== ITEMS ==

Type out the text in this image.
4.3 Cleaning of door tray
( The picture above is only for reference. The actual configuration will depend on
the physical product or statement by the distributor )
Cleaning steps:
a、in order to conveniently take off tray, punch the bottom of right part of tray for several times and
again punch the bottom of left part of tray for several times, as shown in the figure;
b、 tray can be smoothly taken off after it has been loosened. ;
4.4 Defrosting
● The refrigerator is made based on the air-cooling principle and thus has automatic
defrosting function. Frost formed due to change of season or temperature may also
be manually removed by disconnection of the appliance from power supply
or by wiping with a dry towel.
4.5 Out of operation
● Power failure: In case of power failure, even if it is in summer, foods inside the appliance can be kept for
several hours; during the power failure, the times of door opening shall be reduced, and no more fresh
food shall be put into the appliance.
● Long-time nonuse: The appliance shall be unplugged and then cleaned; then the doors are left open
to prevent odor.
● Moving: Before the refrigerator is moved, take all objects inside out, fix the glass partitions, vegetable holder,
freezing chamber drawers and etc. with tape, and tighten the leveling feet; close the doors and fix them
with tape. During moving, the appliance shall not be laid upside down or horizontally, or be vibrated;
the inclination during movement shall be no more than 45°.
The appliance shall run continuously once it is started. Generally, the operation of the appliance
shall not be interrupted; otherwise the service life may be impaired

===

Retype the material above, line by line, exactly.

→ **PROBLEM SOLUTION**:
Type out the text in this image.
4.3 Cleaning of door tray
( The picture above is only for reference. The actual configuration will depend on
the physical product or statement by the distributor )
Cleaning steps:
a、in order to conveniently take off tray, punch the bottom of right part of tray for several times and
again punch the bottom of left part of tray for several times, as shown in the figure;
b、 tray can be smoothly taken off after it has been loosened. ;
4.4 Defrosting
● The refrigerator is made based on the air-cooling principle and thus has automatic
defrosting function. Frost formed due to change of season or temperature may also
be manually removed by disconnection of the appliance from power supply
or by wiping with a dry towel.
4.5 Out of operation
● Power failure: In case of power failure, even if it is in summer, foods inside the appliance can be kept for
several hours; during the power failure, the times of door opening shall be reduced, and no more fresh
food shall be put into the appliance.
● Long-time nonuse: The appliance shall be unplugged and then cleaned; then the doors are left open
to prevent odor.
● Moving: Before the refrigerator is moved, take all objects inside out, fix the glass partitions, vegetable holder,
freezing chamber drawers and etc. with tape, and tighten the leveling feet; close the doors and fix them
with tape. During moving, the appliance shall not be laid upside down or horizontally, or be vibrated;
the inclination during movement shall be no more than 45°.
The appliance shall run continuously once it is started. Generally, the operation of the appliance
shall not be interrupted; otherwise the service life may be impaired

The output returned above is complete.